EXERCISE GOAL.
Scan the records for the word "title". Copy each line that includes it.
--- BEGIN ---
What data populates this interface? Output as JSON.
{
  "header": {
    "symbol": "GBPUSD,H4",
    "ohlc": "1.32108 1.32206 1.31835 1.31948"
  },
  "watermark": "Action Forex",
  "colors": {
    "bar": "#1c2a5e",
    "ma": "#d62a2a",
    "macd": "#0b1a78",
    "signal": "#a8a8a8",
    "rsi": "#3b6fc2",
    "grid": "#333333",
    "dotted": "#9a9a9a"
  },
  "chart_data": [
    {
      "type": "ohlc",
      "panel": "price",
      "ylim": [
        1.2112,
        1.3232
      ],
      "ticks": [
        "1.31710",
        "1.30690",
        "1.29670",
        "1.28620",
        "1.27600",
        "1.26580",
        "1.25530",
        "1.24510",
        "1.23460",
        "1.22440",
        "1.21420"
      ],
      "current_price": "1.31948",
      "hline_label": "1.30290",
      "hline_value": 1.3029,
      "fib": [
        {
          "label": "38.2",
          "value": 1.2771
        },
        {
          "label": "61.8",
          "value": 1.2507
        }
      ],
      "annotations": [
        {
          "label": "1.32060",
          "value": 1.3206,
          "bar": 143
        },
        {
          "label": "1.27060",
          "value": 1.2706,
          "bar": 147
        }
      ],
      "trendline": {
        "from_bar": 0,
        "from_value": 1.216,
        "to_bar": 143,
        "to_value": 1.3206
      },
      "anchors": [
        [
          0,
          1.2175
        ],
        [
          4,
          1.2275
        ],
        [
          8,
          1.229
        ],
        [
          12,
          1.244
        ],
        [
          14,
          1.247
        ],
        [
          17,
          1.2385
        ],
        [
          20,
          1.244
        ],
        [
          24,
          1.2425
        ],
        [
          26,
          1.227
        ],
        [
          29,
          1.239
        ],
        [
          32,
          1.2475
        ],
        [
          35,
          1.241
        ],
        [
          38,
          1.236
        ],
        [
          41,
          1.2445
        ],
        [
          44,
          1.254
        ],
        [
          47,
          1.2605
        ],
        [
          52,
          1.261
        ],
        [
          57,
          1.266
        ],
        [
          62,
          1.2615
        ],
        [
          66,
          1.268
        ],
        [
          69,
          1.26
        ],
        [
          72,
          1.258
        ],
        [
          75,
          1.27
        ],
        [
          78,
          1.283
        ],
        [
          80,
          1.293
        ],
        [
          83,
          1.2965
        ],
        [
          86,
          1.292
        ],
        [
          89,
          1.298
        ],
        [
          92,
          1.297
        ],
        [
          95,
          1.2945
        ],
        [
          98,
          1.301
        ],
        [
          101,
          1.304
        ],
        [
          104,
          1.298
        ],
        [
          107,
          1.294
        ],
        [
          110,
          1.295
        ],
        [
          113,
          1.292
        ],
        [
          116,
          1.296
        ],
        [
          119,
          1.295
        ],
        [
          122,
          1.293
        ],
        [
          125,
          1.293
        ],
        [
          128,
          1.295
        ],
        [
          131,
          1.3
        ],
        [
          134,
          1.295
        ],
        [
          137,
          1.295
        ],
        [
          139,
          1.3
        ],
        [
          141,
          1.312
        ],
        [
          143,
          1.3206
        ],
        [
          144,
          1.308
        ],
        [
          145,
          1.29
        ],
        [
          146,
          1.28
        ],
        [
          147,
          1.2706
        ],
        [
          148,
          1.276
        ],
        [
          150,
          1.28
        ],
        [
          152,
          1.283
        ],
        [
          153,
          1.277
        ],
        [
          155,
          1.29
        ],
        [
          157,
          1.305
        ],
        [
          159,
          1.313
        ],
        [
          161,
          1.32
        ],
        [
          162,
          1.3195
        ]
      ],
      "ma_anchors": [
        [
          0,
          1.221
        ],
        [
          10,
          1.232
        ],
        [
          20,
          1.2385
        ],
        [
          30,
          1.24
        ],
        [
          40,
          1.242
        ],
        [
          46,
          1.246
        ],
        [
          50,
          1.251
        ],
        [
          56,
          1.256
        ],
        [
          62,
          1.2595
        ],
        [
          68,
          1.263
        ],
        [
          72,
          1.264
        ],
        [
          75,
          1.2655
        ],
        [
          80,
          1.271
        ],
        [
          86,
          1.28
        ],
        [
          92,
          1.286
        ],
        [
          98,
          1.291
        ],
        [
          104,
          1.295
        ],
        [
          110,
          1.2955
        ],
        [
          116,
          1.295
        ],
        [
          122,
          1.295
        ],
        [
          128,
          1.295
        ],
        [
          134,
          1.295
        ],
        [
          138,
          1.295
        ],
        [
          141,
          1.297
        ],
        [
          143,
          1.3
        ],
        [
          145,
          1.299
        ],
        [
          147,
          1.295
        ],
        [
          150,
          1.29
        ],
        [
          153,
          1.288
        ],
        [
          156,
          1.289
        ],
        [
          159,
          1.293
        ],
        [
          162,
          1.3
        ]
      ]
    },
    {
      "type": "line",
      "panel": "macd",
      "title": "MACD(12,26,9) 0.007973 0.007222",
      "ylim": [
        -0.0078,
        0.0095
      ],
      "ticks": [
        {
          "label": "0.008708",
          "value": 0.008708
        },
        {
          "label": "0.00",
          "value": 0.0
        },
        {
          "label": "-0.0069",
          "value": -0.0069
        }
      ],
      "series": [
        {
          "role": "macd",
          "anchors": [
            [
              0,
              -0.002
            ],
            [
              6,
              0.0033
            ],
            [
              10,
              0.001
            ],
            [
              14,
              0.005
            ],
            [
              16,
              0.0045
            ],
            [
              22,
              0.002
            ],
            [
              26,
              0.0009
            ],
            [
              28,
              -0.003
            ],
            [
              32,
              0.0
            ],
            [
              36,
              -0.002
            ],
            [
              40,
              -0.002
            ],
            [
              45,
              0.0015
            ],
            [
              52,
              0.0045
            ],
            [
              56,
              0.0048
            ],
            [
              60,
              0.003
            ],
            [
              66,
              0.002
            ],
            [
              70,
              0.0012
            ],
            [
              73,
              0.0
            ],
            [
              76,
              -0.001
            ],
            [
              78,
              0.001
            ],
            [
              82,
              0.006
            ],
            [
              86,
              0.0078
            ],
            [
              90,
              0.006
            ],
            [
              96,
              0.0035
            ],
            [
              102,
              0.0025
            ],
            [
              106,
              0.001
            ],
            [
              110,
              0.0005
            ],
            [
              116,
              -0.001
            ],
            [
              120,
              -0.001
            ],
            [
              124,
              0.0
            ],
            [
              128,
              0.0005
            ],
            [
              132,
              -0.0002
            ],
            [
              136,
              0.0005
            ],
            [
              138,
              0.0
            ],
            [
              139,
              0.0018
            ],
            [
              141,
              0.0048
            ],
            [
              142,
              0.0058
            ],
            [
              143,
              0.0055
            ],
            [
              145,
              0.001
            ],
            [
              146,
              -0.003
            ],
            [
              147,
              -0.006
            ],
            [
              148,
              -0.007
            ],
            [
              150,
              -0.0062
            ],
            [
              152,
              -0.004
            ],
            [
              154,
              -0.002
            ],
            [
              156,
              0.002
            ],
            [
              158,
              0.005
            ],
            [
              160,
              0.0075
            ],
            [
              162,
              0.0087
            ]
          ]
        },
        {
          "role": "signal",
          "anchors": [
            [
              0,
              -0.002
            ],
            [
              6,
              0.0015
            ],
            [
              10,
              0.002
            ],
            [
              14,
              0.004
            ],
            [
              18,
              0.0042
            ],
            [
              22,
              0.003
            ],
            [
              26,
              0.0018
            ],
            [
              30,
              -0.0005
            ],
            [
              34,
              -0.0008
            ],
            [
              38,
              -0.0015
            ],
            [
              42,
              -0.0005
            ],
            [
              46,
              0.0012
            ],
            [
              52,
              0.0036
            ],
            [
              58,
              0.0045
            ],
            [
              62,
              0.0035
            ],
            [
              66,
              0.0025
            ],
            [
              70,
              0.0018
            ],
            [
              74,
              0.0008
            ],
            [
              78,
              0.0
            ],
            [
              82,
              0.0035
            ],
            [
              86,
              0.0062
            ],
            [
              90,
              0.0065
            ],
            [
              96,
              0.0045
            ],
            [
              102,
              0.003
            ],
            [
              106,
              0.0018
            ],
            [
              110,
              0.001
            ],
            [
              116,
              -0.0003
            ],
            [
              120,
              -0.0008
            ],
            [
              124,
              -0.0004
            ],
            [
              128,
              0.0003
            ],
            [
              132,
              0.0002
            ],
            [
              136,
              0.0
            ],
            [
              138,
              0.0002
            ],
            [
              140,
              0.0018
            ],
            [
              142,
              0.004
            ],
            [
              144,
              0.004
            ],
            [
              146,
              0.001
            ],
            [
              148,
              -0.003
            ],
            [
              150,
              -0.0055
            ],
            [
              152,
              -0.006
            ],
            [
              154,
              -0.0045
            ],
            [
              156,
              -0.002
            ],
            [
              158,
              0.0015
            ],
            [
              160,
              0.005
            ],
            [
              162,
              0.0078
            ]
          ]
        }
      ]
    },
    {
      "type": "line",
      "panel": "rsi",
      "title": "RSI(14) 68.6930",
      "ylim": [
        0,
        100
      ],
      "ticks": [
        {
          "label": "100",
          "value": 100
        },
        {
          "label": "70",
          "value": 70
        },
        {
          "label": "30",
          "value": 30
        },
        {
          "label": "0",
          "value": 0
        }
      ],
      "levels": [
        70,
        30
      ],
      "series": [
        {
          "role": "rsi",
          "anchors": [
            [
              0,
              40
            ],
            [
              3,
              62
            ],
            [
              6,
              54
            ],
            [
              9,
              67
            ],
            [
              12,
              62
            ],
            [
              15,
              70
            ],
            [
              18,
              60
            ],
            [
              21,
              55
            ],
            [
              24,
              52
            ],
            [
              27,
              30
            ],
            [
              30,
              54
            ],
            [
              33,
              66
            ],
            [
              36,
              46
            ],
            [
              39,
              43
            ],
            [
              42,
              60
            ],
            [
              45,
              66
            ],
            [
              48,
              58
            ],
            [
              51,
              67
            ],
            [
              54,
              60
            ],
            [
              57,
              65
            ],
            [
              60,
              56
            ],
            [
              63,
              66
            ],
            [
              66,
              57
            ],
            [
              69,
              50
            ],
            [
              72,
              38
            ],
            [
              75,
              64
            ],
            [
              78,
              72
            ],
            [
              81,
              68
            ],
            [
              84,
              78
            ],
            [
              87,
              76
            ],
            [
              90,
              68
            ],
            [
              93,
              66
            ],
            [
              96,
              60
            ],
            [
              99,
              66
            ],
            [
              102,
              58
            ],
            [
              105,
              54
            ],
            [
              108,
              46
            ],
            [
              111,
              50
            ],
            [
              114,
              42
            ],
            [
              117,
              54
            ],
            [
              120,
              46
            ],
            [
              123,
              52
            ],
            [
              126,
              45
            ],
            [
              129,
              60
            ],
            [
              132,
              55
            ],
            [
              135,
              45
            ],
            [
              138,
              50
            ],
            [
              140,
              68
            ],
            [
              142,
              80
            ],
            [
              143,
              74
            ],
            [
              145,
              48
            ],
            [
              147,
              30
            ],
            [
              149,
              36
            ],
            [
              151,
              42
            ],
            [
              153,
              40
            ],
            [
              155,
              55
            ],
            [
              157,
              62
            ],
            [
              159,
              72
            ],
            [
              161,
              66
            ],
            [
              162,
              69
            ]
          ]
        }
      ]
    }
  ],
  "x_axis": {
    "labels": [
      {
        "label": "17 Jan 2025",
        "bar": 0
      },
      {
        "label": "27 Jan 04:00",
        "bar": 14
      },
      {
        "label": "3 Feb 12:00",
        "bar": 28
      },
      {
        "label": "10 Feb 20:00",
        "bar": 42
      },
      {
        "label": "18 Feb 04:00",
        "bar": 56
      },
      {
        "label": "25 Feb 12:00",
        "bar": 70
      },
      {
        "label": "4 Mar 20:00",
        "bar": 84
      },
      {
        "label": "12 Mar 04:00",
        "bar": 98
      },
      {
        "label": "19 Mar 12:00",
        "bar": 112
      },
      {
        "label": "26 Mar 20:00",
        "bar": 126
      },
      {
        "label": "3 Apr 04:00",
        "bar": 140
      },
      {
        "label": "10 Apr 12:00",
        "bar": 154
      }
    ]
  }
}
--- END ---
--- BEGIN ---
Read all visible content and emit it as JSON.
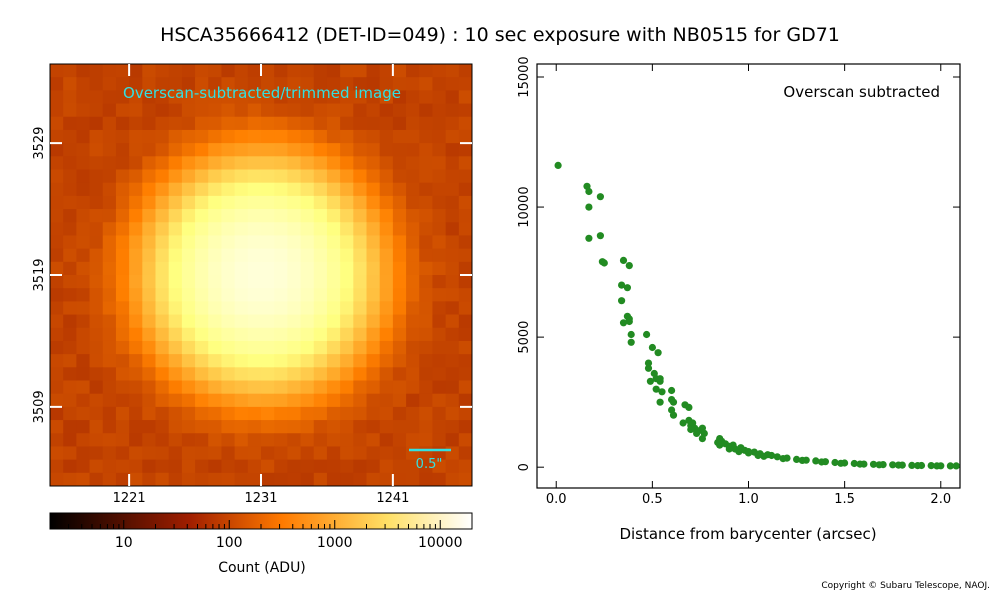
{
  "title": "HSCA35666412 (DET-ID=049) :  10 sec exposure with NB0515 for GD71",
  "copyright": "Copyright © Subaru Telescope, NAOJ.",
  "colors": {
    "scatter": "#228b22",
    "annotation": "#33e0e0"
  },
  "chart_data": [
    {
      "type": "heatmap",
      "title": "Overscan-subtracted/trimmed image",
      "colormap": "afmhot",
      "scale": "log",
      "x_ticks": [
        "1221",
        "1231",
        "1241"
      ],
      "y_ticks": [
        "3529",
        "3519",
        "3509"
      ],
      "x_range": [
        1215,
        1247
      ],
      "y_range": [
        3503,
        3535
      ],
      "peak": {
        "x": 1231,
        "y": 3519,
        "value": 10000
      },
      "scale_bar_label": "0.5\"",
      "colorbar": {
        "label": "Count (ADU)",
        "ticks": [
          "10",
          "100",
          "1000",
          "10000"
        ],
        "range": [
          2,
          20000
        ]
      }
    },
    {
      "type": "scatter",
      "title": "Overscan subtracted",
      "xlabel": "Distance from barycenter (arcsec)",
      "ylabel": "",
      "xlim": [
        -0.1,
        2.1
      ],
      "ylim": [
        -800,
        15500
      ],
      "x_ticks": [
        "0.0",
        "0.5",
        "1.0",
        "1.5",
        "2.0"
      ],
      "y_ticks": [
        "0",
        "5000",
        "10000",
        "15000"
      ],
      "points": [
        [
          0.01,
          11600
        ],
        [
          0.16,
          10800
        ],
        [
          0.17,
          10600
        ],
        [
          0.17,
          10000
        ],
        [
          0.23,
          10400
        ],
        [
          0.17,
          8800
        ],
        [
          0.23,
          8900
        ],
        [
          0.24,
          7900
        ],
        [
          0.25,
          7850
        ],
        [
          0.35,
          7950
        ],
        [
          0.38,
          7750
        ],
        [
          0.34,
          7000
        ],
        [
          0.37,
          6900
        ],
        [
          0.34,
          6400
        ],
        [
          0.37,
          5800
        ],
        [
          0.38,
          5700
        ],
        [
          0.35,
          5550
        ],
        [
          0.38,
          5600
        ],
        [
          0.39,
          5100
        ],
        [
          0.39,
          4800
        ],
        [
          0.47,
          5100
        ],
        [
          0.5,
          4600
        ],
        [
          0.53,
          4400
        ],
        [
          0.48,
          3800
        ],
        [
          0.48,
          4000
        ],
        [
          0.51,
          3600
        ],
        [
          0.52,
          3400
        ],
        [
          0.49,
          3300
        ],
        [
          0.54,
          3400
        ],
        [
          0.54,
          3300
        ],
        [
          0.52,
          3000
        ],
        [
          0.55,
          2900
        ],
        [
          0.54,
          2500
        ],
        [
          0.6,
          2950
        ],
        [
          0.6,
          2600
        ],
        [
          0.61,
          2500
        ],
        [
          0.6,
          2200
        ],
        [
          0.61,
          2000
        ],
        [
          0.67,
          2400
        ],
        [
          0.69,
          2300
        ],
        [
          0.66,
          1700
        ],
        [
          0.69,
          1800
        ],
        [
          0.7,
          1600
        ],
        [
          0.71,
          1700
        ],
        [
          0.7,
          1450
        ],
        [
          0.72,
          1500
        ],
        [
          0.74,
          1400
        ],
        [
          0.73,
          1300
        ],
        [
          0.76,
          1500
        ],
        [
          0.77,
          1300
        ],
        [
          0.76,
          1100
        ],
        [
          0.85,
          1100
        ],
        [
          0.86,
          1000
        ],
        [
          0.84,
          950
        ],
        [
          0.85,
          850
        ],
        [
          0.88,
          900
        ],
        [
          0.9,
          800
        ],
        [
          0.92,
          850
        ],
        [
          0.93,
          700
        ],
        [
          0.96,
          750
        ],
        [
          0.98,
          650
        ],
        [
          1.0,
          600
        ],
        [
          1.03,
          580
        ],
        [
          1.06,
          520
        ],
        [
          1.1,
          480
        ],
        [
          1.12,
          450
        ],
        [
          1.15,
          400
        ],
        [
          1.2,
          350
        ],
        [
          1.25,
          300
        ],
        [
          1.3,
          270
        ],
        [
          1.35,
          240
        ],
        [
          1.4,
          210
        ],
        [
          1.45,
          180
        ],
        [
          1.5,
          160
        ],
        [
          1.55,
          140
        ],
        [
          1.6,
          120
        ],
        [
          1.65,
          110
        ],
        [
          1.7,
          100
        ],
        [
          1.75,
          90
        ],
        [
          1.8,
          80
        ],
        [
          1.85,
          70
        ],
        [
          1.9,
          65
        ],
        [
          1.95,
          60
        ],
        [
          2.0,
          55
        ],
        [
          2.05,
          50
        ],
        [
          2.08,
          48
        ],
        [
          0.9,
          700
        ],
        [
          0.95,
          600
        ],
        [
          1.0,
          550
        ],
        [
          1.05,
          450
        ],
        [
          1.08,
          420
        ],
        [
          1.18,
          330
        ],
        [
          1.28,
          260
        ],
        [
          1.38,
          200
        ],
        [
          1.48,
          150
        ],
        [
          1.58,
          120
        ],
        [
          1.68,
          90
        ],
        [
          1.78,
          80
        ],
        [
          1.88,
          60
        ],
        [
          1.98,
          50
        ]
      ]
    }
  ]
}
--- END ---
--- BEGIN ---
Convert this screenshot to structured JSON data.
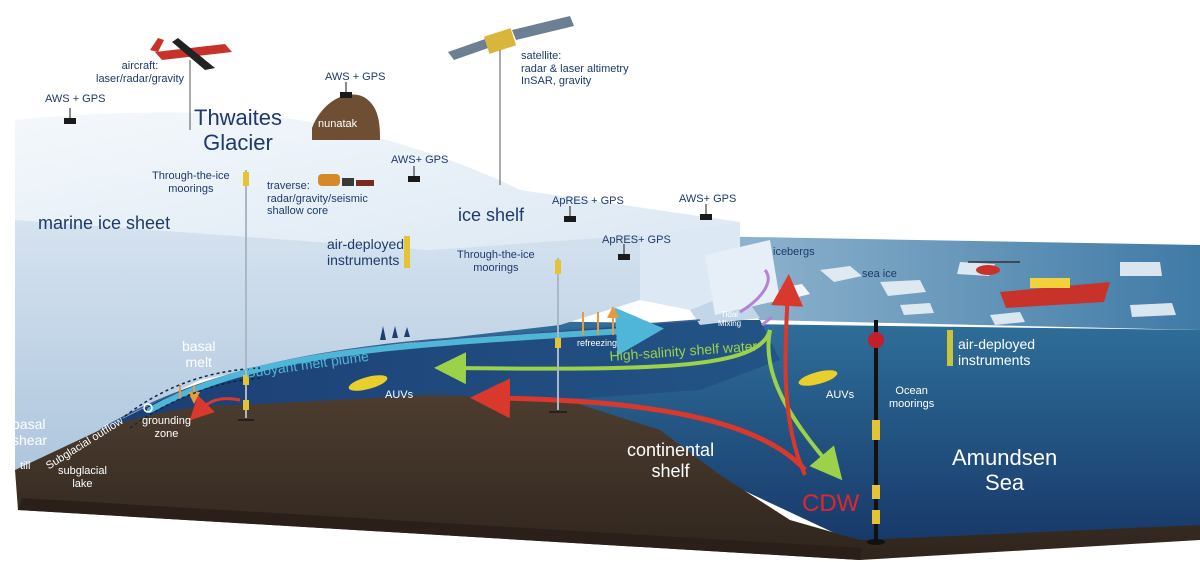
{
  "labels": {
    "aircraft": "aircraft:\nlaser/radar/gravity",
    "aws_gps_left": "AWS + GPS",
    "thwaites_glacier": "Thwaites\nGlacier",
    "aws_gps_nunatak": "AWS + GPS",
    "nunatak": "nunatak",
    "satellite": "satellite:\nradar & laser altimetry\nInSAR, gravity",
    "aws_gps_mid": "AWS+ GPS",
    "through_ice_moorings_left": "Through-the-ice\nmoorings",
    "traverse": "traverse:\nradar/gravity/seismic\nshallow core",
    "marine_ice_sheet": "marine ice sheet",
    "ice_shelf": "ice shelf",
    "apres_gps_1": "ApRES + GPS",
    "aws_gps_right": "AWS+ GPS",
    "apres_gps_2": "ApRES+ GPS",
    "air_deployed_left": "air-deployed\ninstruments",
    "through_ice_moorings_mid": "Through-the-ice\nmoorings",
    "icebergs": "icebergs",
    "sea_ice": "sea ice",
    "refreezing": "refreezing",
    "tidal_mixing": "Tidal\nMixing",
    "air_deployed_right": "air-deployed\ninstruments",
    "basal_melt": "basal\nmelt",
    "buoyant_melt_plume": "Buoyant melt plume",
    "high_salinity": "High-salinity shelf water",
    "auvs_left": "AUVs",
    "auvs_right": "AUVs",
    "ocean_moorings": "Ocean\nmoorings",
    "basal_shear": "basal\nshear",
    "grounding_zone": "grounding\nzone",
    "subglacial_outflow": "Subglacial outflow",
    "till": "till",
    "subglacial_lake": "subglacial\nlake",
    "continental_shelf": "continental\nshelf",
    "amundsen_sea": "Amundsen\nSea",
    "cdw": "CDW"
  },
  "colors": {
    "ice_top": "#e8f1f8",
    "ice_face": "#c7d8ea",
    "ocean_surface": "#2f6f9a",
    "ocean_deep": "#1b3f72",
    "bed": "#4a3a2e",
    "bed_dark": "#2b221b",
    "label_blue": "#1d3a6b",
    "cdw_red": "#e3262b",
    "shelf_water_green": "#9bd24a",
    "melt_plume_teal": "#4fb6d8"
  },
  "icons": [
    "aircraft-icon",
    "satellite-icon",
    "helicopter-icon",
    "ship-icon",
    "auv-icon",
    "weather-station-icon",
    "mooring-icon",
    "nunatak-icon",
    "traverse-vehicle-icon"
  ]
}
--- END ---
EXERCISE ANSWER.
      "title": "MACD(12,26,9) 0.007973 0.007222",
      "title": "RSI(14) 68.6930",
  "title": "HSCA35666412 (DET-ID=049) :  10 sec exposure with NB0515 for GD71",
      "title": "Overscan-subtracted/trimmed image",
      "title": "Overscan subtracted",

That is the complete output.